**Written task**
Pull each line containing "battery" out of the data and copy it.

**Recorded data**
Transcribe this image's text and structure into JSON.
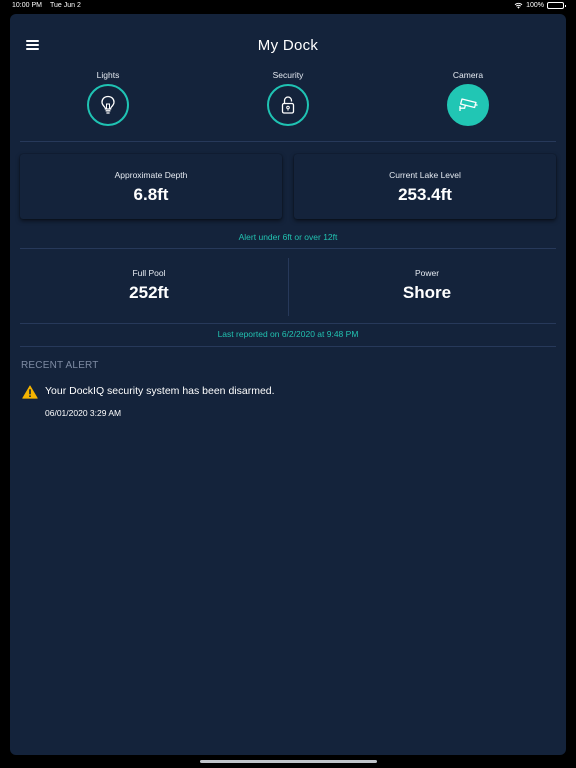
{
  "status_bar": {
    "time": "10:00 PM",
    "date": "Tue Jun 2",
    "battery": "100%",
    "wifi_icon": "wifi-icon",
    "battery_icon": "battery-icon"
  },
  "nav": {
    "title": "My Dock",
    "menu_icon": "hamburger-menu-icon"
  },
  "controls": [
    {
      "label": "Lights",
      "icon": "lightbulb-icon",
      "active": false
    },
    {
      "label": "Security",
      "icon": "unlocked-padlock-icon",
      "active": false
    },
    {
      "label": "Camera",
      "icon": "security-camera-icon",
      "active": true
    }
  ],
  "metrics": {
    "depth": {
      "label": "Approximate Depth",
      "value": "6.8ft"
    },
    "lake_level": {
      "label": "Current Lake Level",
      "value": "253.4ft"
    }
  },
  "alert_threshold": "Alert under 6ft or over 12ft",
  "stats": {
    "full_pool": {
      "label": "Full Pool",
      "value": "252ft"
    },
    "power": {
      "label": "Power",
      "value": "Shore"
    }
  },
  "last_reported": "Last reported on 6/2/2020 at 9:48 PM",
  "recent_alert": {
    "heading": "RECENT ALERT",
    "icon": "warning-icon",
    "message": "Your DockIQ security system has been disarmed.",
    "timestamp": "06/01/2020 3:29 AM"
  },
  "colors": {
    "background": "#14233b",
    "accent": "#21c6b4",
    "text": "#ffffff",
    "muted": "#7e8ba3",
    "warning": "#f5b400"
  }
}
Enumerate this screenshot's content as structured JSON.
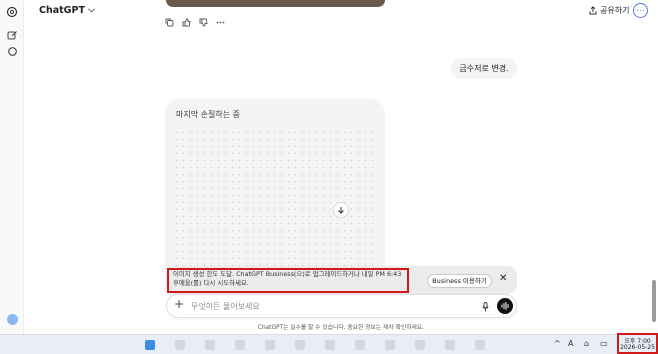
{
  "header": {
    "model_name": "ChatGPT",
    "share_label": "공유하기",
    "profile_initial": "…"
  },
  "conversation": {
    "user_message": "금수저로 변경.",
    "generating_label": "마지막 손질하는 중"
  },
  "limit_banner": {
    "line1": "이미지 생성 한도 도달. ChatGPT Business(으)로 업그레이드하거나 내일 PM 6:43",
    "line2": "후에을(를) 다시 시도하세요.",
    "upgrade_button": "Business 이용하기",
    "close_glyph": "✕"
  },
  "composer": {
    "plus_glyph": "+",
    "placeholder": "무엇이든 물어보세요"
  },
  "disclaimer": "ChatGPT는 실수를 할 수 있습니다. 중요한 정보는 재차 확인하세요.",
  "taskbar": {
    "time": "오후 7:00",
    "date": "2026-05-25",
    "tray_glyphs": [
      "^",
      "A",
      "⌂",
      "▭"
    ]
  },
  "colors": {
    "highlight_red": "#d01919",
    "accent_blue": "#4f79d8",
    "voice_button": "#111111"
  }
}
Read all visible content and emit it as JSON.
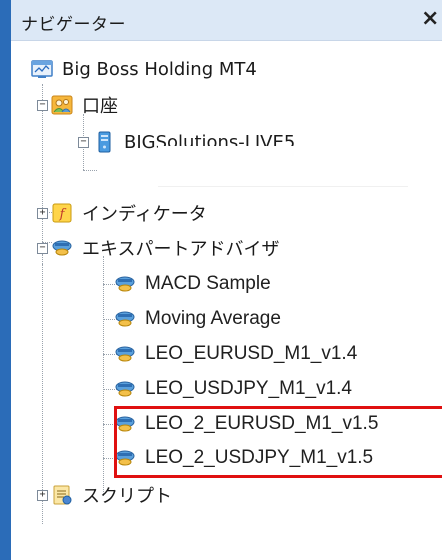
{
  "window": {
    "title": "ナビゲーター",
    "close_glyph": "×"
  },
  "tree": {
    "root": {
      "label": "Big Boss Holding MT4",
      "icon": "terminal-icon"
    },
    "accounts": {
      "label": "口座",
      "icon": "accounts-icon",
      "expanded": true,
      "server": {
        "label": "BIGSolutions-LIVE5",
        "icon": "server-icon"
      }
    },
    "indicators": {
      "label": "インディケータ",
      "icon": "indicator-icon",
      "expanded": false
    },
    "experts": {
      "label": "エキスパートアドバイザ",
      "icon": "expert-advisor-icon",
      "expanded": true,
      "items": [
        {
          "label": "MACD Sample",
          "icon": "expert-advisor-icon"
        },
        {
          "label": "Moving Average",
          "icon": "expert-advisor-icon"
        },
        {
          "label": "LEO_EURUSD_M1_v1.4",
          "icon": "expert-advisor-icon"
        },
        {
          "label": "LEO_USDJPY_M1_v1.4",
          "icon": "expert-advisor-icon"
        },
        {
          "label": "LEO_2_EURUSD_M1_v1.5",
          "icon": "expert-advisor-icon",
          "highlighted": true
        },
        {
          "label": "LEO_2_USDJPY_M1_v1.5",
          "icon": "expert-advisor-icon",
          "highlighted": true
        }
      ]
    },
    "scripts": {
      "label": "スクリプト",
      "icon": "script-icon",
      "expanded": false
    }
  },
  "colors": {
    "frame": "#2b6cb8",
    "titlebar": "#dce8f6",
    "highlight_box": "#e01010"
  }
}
==
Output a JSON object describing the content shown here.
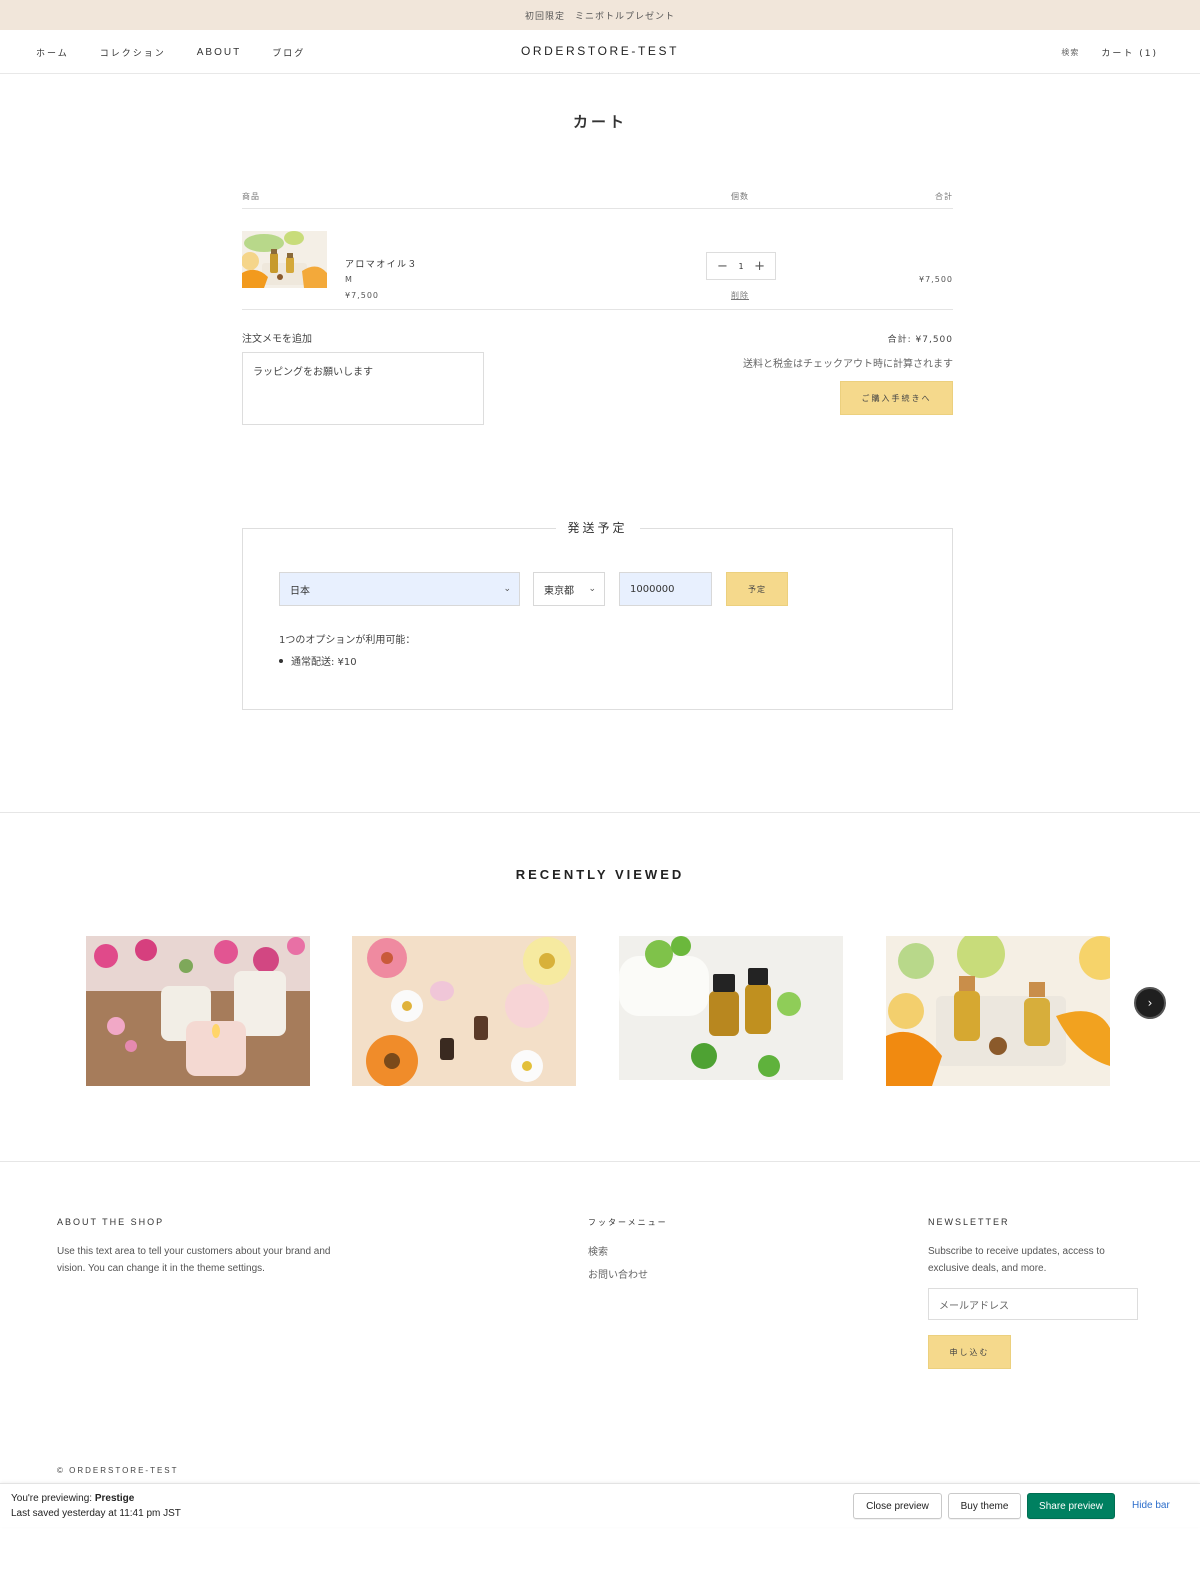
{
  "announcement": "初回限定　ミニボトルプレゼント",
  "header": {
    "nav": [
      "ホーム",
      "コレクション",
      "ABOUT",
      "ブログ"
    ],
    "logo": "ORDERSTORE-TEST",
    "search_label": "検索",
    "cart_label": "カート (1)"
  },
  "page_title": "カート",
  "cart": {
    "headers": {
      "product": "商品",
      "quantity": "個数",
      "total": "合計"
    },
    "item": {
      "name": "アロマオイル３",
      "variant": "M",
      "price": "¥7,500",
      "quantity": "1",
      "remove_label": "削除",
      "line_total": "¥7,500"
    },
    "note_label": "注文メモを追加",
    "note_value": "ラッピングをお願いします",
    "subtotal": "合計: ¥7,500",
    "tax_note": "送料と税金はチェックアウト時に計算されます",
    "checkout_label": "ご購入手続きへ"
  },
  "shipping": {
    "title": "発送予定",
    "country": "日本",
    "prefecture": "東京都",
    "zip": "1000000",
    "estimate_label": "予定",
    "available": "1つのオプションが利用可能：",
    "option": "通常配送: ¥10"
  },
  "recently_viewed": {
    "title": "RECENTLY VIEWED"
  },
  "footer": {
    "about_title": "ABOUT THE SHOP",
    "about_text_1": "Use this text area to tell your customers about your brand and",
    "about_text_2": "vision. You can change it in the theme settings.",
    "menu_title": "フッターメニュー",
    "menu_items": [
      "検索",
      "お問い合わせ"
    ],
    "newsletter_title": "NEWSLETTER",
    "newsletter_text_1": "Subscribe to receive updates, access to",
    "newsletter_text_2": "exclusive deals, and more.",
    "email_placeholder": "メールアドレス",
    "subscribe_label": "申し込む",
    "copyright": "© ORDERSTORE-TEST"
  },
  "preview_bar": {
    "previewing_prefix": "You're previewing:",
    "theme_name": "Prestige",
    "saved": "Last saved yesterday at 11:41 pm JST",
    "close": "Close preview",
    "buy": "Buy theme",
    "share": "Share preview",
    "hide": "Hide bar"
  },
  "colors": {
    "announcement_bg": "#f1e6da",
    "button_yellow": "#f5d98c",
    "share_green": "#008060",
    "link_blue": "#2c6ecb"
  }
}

**Reply**
    "battery": "100%",
    "battery_icon": "battery-icon"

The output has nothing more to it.